- Task instructions -
Return the whole listing exactly as it stands.

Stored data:
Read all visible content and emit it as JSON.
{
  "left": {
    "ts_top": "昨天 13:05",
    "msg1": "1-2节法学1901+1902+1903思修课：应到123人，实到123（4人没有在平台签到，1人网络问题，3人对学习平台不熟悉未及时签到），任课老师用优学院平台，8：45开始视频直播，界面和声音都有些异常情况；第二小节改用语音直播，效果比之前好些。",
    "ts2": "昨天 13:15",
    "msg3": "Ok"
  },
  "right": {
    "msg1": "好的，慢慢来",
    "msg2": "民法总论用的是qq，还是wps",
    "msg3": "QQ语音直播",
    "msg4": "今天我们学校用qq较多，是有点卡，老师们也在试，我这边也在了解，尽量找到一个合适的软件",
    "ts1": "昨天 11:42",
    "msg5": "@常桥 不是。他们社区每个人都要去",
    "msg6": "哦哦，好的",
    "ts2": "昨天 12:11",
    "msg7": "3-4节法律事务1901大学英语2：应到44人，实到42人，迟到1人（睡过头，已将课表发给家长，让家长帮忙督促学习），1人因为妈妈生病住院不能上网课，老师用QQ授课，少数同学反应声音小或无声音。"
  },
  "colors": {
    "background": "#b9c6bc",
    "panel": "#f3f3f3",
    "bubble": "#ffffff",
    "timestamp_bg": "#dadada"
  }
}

- Reply to the task -
Read all visible content and emit it as JSON.
{
  "left": {
    "ts_top": "昨天 13:05",
    "msg1": "1-2节法学1901+1902+1903思修课：应到123人，实到123（4人没有在平台签到，1人网络问题，3人对学习平台不熟悉未及时签到），任课老师用优学院平台，8：45开始视频直播，界面和声音都有些异常情况；第二小节改用语音直播，效果比之前好些。",
    "ts2": "昨天 13:15",
    "msg3": "Ok"
  },
  "right": {
    "msg1": "好的，慢慢来",
    "msg2": "民法总论用的是qq，还是wps",
    "msg3": "QQ语音直播",
    "msg4": "今天我们学校用qq较多，是有点卡，老师们也在试，我这边也在了解，尽量找到一个合适的软件",
    "ts1": "昨天 11:42",
    "msg5": "@常桥 不是。他们社区每个人都要去",
    "msg6": "哦哦，好的",
    "ts2": "昨天 12:11",
    "msg7": "3-4节法律事务1901大学英语2：应到44人，实到42人，迟到1人（睡过头，已将课表发给家长，让家长帮忙督促学习），1人因为妈妈生病住院不能上网课，老师用QQ授课，少数同学反应声音小或无声音。"
  },
  "colors": {
    "background": "#b9c6bc",
    "panel": "#f3f3f3",
    "bubble": "#ffffff",
    "timestamp_bg": "#dadada"
  }
}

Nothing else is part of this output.